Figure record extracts
══════════

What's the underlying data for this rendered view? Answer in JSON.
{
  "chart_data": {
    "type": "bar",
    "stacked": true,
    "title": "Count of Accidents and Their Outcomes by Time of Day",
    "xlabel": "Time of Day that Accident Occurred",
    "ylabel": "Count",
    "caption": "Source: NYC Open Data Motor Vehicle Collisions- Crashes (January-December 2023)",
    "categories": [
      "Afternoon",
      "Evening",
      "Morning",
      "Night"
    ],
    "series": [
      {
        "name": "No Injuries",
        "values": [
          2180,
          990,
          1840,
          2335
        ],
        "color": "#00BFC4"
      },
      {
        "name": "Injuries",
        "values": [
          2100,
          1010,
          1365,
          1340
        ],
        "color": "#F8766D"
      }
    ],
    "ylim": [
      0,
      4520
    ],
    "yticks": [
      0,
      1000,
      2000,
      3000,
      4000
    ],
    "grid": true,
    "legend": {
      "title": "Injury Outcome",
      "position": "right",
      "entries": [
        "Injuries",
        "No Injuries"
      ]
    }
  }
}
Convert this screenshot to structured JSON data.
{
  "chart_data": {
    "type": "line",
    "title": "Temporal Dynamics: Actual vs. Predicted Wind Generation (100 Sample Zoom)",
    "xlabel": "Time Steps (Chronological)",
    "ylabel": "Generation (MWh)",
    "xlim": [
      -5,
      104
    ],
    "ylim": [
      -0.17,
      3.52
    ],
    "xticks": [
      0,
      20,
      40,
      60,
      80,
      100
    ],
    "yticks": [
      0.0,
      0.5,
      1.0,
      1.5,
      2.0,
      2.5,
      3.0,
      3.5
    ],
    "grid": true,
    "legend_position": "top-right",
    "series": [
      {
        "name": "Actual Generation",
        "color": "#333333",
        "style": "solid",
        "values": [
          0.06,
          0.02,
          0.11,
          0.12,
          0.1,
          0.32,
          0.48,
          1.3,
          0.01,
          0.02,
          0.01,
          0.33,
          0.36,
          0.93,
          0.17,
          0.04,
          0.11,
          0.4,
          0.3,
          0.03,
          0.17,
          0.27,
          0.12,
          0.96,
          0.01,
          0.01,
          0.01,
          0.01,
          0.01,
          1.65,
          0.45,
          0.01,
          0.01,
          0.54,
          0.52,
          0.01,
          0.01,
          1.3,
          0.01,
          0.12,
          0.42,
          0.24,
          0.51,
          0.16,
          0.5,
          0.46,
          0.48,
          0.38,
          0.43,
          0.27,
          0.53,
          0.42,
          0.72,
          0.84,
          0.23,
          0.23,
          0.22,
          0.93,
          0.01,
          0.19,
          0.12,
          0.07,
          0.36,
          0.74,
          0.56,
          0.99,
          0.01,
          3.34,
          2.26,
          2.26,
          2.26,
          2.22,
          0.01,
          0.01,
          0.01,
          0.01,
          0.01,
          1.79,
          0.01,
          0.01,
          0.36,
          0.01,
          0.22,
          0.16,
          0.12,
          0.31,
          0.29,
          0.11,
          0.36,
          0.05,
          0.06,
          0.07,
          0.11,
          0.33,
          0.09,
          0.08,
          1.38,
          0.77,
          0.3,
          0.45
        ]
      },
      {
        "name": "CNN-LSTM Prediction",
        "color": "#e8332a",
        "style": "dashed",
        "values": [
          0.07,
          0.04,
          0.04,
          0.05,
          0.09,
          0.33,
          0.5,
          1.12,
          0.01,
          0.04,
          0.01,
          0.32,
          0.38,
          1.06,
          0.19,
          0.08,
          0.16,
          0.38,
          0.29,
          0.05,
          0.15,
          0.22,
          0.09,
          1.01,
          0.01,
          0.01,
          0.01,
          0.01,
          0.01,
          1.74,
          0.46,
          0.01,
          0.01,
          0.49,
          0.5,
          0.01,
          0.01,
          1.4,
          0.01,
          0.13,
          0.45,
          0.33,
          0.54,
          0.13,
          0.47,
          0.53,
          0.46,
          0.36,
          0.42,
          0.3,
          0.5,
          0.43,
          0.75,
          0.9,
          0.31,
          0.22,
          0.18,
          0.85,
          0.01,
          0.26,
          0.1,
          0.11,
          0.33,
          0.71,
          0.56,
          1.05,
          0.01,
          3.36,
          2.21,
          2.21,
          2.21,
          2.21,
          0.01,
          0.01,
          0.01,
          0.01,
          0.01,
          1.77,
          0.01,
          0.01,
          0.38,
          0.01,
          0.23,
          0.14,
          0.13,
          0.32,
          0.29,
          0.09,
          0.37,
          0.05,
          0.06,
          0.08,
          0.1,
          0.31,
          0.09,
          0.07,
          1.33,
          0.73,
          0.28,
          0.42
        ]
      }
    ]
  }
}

══════════

-- EXERCISE DETAILS --
Pick out each line above that includes "right" and show it.

-- WRITTEN ANSWER --
      "position": "right",
    "legend_position": "top-right",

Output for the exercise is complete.